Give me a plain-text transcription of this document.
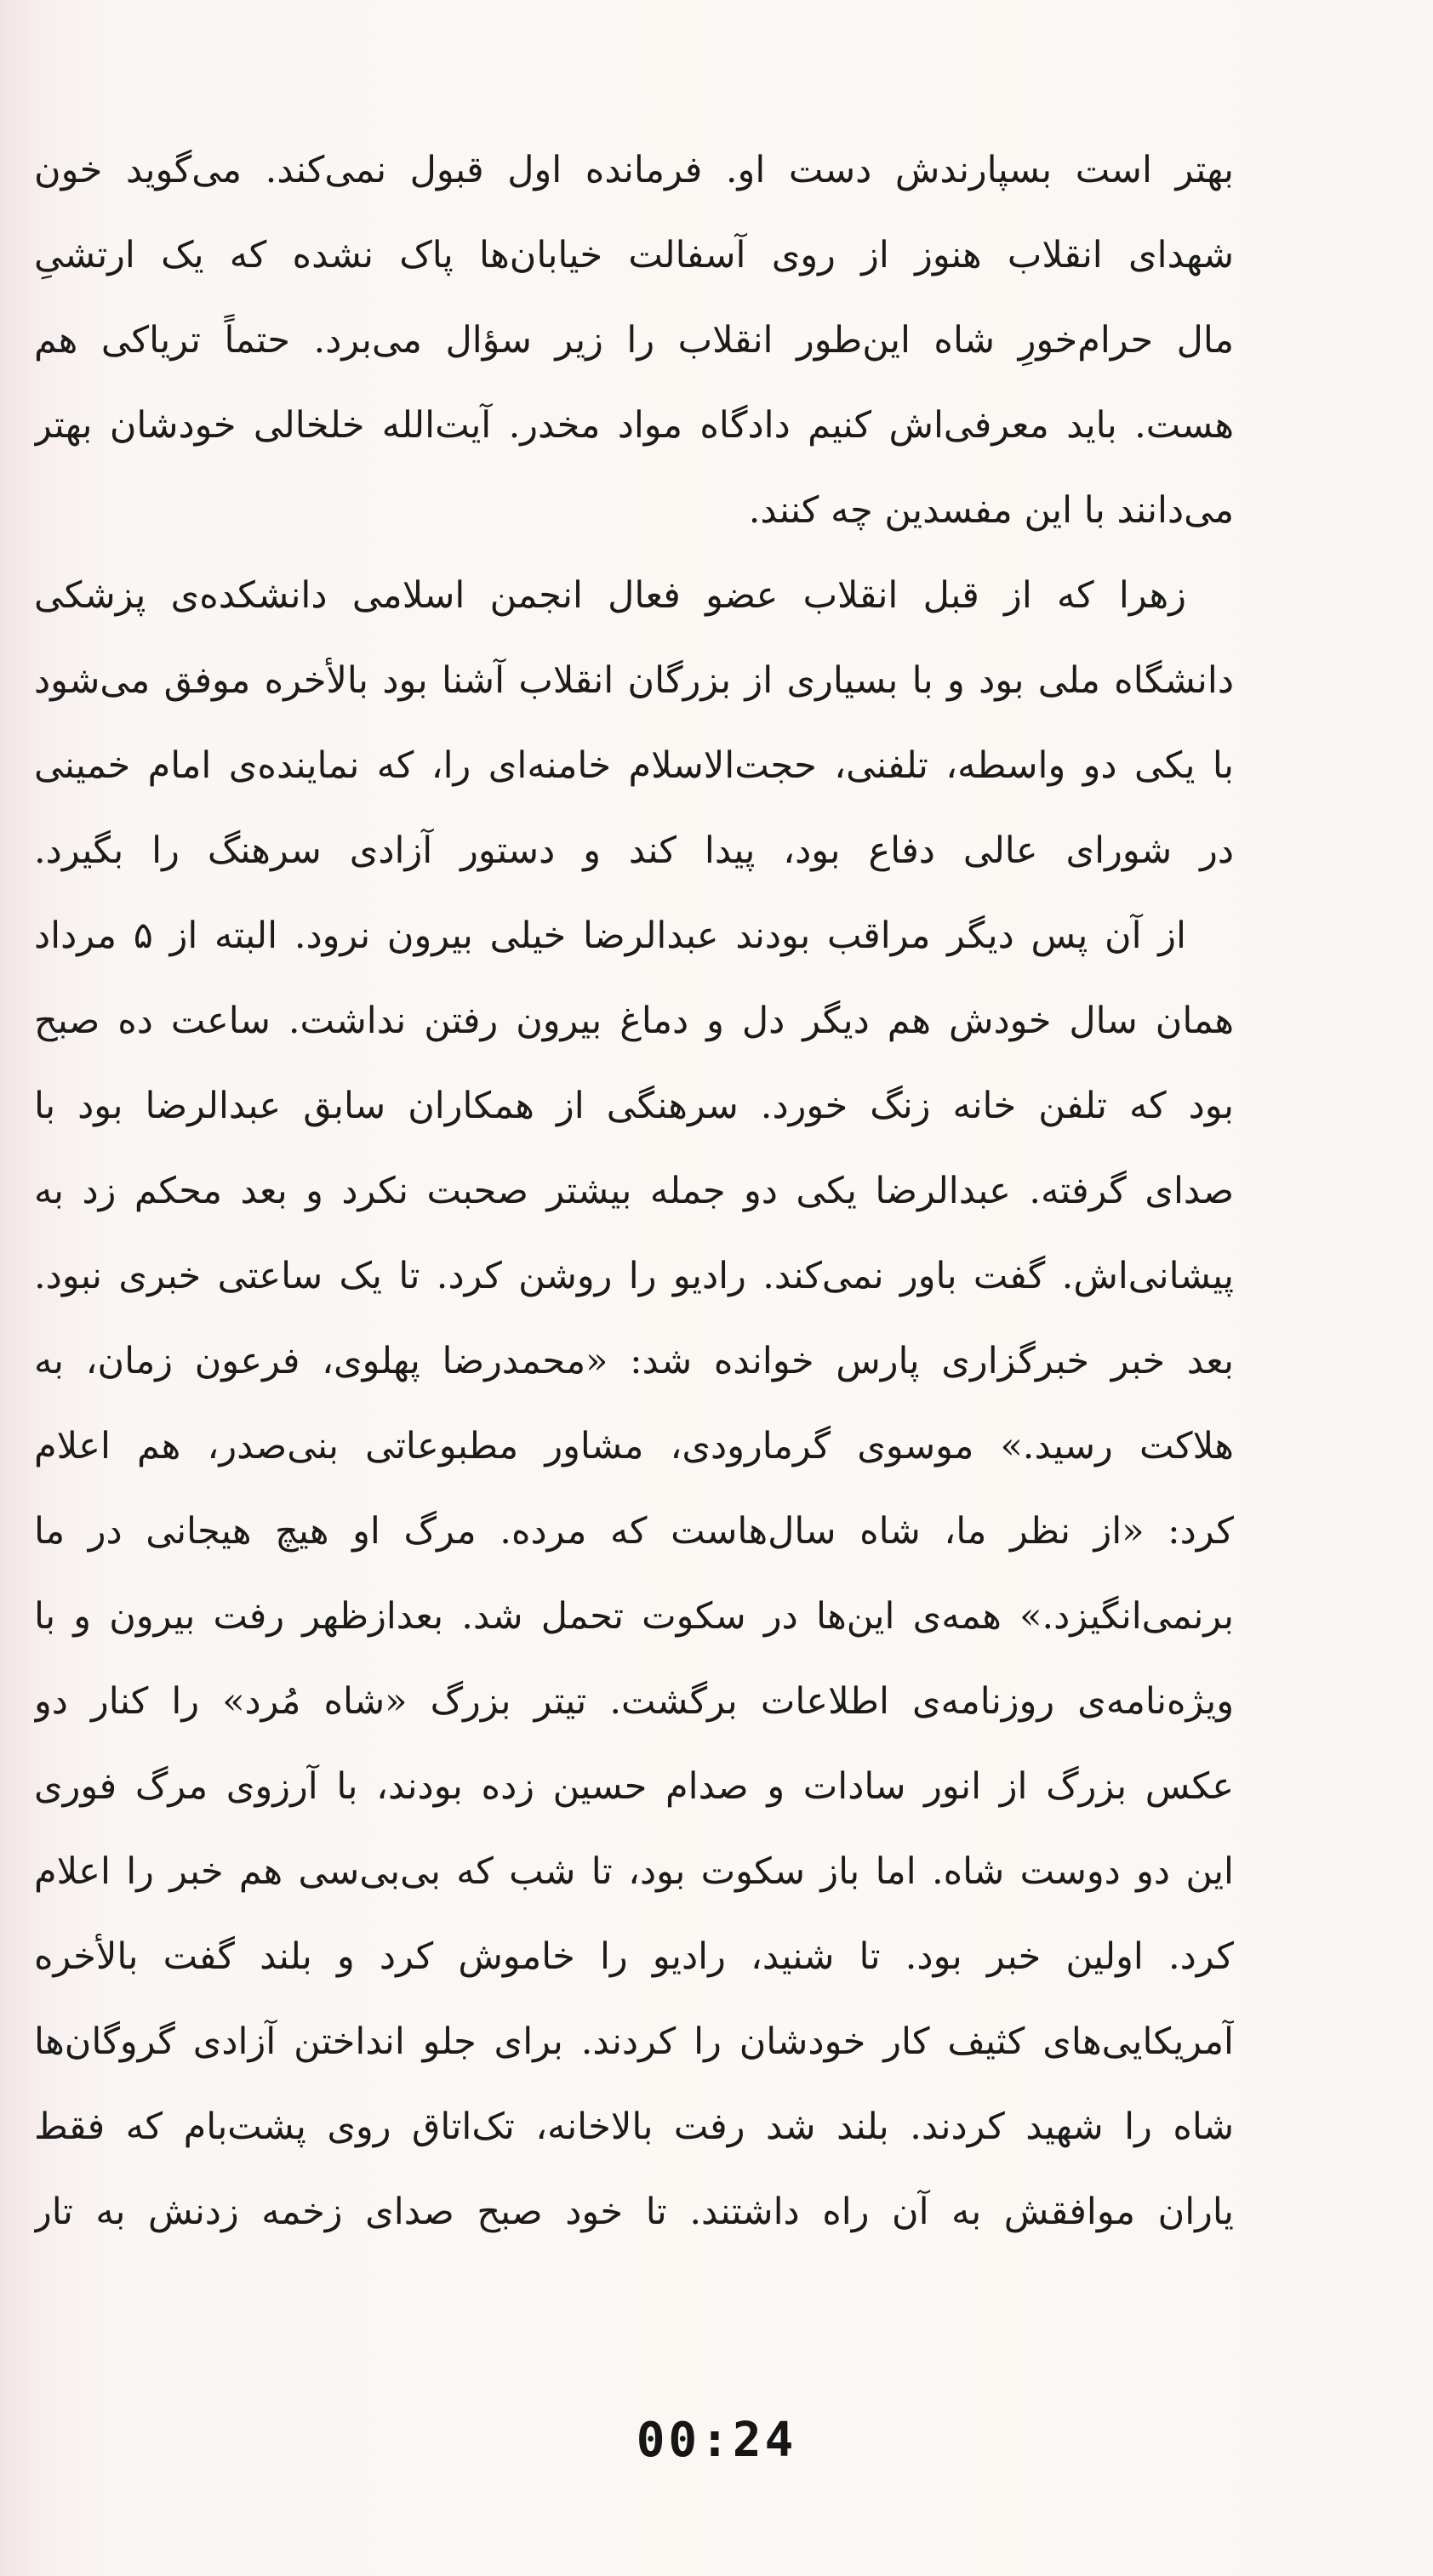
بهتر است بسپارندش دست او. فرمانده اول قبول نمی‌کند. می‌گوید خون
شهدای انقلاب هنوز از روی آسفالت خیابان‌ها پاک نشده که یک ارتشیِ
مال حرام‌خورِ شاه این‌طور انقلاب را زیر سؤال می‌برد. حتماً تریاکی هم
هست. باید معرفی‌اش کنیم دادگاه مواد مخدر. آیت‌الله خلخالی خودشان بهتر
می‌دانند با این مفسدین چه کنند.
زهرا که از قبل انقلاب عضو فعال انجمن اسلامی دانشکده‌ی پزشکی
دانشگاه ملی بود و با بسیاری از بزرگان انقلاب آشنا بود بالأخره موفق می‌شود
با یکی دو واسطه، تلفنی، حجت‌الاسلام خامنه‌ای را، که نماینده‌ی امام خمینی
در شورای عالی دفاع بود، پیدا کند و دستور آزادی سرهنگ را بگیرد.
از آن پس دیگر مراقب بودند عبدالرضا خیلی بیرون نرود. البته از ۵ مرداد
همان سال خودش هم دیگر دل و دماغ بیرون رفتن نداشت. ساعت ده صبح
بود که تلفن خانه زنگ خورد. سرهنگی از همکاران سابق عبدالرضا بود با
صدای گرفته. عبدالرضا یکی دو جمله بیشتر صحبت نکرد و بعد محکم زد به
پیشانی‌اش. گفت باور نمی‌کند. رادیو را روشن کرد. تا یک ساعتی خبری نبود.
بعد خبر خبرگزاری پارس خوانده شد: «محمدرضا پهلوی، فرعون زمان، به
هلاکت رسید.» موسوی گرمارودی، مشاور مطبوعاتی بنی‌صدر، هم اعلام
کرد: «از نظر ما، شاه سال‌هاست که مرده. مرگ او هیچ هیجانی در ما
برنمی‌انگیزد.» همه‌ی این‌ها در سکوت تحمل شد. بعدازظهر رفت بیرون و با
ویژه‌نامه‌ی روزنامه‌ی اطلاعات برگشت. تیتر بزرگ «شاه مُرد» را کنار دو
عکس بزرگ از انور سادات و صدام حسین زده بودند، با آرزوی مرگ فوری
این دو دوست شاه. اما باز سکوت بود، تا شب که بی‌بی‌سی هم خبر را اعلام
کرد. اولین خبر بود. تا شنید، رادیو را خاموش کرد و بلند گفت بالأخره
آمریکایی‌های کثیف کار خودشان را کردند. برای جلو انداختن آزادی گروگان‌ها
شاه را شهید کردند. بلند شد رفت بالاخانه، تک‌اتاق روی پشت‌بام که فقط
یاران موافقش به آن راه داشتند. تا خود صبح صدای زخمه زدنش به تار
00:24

▶ **Work to be completed**
Omit each picture, then return all of the listing exactly as it stands.

▶ **Result**
Give me a plain-text transcription of this document.
بهتر است بسپارندش دست او. فرمانده اول قبول نمی‌کند. می‌گوید خون
شهدای انقلاب هنوز از روی آسفالت خیابان‌ها پاک نشده که یک ارتشیِ
مال حرام‌خورِ شاه این‌طور انقلاب را زیر سؤال می‌برد. حتماً تریاکی هم
هست. باید معرفی‌اش کنیم دادگاه مواد مخدر. آیت‌الله خلخالی خودشان بهتر
می‌دانند با این مفسدین چه کنند.
زهرا که از قبل انقلاب عضو فعال انجمن اسلامی دانشکده‌ی پزشکی
دانشگاه ملی بود و با بسیاری از بزرگان انقلاب آشنا بود بالأخره موفق می‌شود
با یکی دو واسطه، تلفنی، حجت‌الاسلام خامنه‌ای را، که نماینده‌ی امام خمینی
در شورای عالی دفاع بود، پیدا کند و دستور آزادی سرهنگ را بگیرد.
از آن پس دیگر مراقب بودند عبدالرضا خیلی بیرون نرود. البته از ۵ مرداد
همان سال خودش هم دیگر دل و دماغ بیرون رفتن نداشت. ساعت ده صبح
بود که تلفن خانه زنگ خورد. سرهنگی از همکاران سابق عبدالرضا بود با
صدای گرفته. عبدالرضا یکی دو جمله بیشتر صحبت نکرد و بعد محکم زد به
پیشانی‌اش. گفت باور نمی‌کند. رادیو را روشن کرد. تا یک ساعتی خبری نبود.
بعد خبر خبرگزاری پارس خوانده شد: «محمدرضا پهلوی، فرعون زمان، به
هلاکت رسید.» موسوی گرمارودی، مشاور مطبوعاتی بنی‌صدر، هم اعلام
کرد: «از نظر ما، شاه سال‌هاست که مرده. مرگ او هیچ هیجانی در ما
برنمی‌انگیزد.» همه‌ی این‌ها در سکوت تحمل شد. بعدازظهر رفت بیرون و با
ویژه‌نامه‌ی روزنامه‌ی اطلاعات برگشت. تیتر بزرگ «شاه مُرد» را کنار دو
عکس بزرگ از انور سادات و صدام حسین زده بودند، با آرزوی مرگ فوری
این دو دوست شاه. اما باز سکوت بود، تا شب که بی‌بی‌سی هم خبر را اعلام
کرد. اولین خبر بود. تا شنید، رادیو را خاموش کرد و بلند گفت بالأخره
آمریکایی‌های کثیف کار خودشان را کردند. برای جلو انداختن آزادی گروگان‌ها
شاه را شهید کردند. بلند شد رفت بالاخانه، تک‌اتاق روی پشت‌بام که فقط
یاران موافقش به آن راه داشتند. تا خود صبح صدای زخمه زدنش به تار
00:24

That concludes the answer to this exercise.